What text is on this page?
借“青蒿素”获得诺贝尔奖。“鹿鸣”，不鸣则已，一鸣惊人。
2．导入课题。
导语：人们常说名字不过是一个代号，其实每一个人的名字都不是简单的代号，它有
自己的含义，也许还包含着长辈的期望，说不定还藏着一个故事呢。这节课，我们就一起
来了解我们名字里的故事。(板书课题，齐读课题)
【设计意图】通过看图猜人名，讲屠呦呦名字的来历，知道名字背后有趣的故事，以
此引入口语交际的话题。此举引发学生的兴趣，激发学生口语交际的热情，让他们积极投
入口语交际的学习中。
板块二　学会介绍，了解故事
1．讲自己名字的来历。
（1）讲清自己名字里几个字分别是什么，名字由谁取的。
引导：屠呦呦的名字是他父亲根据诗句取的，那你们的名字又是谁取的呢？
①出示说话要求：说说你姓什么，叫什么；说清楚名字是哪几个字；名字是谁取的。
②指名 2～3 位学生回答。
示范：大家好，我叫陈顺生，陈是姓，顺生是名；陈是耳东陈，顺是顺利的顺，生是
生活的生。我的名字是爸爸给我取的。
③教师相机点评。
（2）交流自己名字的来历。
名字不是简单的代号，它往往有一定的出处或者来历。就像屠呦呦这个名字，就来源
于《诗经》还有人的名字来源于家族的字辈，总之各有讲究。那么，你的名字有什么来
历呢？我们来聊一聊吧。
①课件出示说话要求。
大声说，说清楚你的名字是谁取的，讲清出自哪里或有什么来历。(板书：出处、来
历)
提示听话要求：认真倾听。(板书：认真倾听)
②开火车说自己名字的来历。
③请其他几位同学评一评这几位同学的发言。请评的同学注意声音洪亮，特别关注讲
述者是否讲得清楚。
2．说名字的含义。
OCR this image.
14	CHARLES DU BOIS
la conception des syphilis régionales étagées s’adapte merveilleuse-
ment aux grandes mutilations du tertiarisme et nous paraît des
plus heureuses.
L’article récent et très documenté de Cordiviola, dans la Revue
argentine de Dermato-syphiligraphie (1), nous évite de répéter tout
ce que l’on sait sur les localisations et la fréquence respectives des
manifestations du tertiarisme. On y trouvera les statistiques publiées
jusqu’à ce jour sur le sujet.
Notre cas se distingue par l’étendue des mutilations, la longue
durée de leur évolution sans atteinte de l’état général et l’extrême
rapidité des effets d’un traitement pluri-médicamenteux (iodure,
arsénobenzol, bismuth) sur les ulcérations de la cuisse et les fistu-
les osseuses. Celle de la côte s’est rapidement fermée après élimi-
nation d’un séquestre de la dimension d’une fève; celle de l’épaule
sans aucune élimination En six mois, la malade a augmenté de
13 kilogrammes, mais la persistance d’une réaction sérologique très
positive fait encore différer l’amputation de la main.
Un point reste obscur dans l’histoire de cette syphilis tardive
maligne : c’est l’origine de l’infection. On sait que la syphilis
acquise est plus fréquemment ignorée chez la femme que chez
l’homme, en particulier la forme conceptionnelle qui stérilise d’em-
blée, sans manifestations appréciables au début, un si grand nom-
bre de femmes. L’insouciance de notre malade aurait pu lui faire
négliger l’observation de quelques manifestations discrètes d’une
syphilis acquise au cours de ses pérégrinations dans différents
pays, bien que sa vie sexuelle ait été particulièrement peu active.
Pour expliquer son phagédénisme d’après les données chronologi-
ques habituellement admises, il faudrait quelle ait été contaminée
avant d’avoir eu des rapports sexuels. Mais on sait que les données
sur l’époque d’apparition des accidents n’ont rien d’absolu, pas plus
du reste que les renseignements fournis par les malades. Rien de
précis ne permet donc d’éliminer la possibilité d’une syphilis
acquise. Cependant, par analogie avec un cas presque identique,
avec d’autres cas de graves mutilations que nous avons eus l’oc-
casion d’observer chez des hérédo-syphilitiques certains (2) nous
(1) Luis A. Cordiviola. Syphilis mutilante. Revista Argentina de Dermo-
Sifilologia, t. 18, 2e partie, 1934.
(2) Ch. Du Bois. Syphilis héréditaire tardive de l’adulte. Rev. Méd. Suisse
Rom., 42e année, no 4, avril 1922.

--------------------

» Problem requirements
Across the material above, count every line holding "données" and write down only the number.

» The output
2